_Your instructions_. Transcribe the records in full, keeping every character as it is.

_Given data_.
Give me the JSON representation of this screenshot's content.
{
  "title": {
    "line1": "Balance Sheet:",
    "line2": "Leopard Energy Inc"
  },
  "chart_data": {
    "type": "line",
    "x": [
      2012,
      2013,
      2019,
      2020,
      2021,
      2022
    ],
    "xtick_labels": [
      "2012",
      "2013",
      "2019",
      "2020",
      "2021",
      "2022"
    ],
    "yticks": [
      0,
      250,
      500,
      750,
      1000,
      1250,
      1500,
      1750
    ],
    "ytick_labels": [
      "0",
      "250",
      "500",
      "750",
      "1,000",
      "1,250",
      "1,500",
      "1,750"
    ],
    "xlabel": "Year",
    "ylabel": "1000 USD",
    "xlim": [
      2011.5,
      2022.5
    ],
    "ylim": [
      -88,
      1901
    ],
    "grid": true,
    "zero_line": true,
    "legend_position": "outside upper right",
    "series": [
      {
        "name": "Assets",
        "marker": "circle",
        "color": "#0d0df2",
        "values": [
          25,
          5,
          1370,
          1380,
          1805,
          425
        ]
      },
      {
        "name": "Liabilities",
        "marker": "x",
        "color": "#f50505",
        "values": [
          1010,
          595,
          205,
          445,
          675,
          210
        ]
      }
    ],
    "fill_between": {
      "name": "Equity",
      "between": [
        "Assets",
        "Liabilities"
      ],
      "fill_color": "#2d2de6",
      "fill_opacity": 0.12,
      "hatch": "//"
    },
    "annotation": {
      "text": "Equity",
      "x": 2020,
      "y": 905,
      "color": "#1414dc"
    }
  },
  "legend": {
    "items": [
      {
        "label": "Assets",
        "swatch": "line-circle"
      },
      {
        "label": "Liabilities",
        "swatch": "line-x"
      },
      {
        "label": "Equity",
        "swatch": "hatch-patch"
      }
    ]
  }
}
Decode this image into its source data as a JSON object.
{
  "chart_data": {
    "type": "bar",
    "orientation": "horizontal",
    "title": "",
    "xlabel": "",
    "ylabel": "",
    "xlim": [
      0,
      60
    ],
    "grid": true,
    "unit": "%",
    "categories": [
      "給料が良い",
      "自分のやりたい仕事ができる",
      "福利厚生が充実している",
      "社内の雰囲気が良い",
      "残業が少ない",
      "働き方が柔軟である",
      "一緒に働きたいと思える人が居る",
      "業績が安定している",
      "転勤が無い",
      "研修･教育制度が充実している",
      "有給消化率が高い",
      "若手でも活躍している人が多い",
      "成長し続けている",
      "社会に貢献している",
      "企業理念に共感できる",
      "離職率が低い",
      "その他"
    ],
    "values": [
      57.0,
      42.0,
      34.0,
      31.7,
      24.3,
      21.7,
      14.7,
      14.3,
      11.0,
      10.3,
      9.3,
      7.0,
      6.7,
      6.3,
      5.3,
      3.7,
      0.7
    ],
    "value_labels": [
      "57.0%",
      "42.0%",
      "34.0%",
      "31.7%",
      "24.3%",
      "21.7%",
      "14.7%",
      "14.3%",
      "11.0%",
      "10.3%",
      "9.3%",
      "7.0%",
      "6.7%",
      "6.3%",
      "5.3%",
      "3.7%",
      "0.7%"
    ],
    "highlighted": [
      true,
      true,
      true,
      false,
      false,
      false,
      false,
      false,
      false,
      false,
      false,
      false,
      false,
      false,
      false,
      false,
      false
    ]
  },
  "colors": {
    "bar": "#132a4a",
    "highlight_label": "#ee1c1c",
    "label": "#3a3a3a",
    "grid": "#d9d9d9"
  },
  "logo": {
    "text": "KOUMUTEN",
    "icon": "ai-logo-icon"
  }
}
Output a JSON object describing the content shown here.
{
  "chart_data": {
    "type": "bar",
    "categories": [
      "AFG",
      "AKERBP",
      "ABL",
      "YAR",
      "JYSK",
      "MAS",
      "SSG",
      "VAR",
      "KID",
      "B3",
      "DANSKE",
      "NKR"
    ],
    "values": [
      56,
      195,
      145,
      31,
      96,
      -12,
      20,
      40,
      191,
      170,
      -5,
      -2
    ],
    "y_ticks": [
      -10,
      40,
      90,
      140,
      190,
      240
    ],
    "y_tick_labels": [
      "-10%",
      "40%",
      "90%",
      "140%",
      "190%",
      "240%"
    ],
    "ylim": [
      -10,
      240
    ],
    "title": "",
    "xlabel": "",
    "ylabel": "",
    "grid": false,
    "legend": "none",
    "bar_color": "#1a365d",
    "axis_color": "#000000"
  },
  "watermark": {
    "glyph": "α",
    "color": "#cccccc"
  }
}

_Reply_.
Give me the JSON representation of this screenshot's content.
{
  "title": {
    "line1": "Balance Sheet:",
    "line2": "Leopard Energy Inc"
  },
  "chart_data": {
    "type": "line",
    "x": [
      2012,
      2013,
      2019,
      2020,
      2021,
      2022
    ],
    "xtick_labels": [
      "2012",
      "2013",
      "2019",
      "2020",
      "2021",
      "2022"
    ],
    "yticks": [
      0,
      250,
      500,
      750,
      1000,
      1250,
      1500,
      1750
    ],
    "ytick_labels": [
      "0",
      "250",
      "500",
      "750",
      "1,000",
      "1,250",
      "1,500",
      "1,750"
    ],
    "xlabel": "Year",
    "ylabel": "1000 USD",
    "xlim": [
      2011.5,
      2022.5
    ],
    "ylim": [
      -88,
      1901
    ],
    "grid": true,
    "zero_line": true,
    "legend_position": "outside upper right",
    "series": [
      {
        "name": "Assets",
        "marker": "circle",
        "color": "#0d0df2",
        "values": [
          25,
          5,
          1370,
          1380,
          1805,
          425
        ]
      },
      {
        "name": "Liabilities",
        "marker": "x",
        "color": "#f50505",
        "values": [
          1010,
          595,
          205,
          445,
          675,
          210
        ]
      }
    ],
    "fill_between": {
      "name": "Equity",
      "between": [
        "Assets",
        "Liabilities"
      ],
      "fill_color": "#2d2de6",
      "fill_opacity": 0.12,
      "hatch": "//"
    },
    "annotation": {
      "text": "Equity",
      "x": 2020,
      "y": 905,
      "color": "#1414dc"
    }
  },
  "legend": {
    "items": [
      {
        "label": "Assets",
        "swatch": "line-circle"
      },
      {
        "label": "Liabilities",
        "swatch": "line-x"
      },
      {
        "label": "Equity",
        "swatch": "hatch-patch"
      }
    ]
  }
}
Decode this image into its source data as a JSON object.
{
  "chart_data": {
    "type": "bar",
    "orientation": "horizontal",
    "title": "",
    "xlabel": "",
    "ylabel": "",
    "xlim": [
      0,
      60
    ],
    "grid": true,
    "unit": "%",
    "categories": [
      "給料が良い",
      "自分のやりたい仕事ができる",
      "福利厚生が充実している",
      "社内の雰囲気が良い",
      "残業が少ない",
      "働き方が柔軟である",
      "一緒に働きたいと思える人が居る",
      "業績が安定している",
      "転勤が無い",
      "研修･教育制度が充実している",
      "有給消化率が高い",
      "若手でも活躍している人が多い",
      "成長し続けている",
      "社会に貢献している",
      "企業理念に共感できる",
      "離職率が低い",
      "その他"
    ],
    "values": [
      57.0,
      42.0,
      34.0,
      31.7,
      24.3,
      21.7,
      14.7,
      14.3,
      11.0,
      10.3,
      9.3,
      7.0,
      6.7,
      6.3,
      5.3,
      3.7,
      0.7
    ],
    "value_labels": [
      "57.0%",
      "42.0%",
      "34.0%",
      "31.7%",
      "24.3%",
      "21.7%",
      "14.7%",
      "14.3%",
      "11.0%",
      "10.3%",
      "9.3%",
      "7.0%",
      "6.7%",
      "6.3%",
      "5.3%",
      "3.7%",
      "0.7%"
    ],
    "highlighted": [
      true,
      true,
      true,
      false,
      false,
      false,
      false,
      false,
      false,
      false,
      false,
      false,
      false,
      false,
      false,
      false,
      false
    ]
  },
  "colors": {
    "bar": "#132a4a",
    "highlight_label": "#ee1c1c",
    "label": "#3a3a3a",
    "grid": "#d9d9d9"
  },
  "logo": {
    "text": "KOUMUTEN",
    "icon": "ai-logo-icon"
  }
}
Output a JSON object describing the content shown here.
{
  "chart_data": {
    "type": "bar",
    "categories": [
      "AFG",
      "AKERBP",
      "ABL",
      "YAR",
      "JYSK",
      "MAS",
      "SSG",
      "VAR",
      "KID",
      "B3",
      "DANSKE",
      "NKR"
    ],
    "values": [
      56,
      195,
      145,
      31,
      96,
      -12,
      20,
      40,
      191,
      170,
      -5,
      -2
    ],
    "y_ticks": [
      -10,
      40,
      90,
      140,
      190,
      240
    ],
    "y_tick_labels": [
      "-10%",
      "40%",
      "90%",
      "140%",
      "190%",
      "240%"
    ],
    "ylim": [
      -10,
      240
    ],
    "title": "",
    "xlabel": "",
    "ylabel": "",
    "grid": false,
    "legend": "none",
    "bar_color": "#1a365d",
    "axis_color": "#000000"
  },
  "watermark": {
    "glyph": "α",
    "color": "#cccccc"
  }
}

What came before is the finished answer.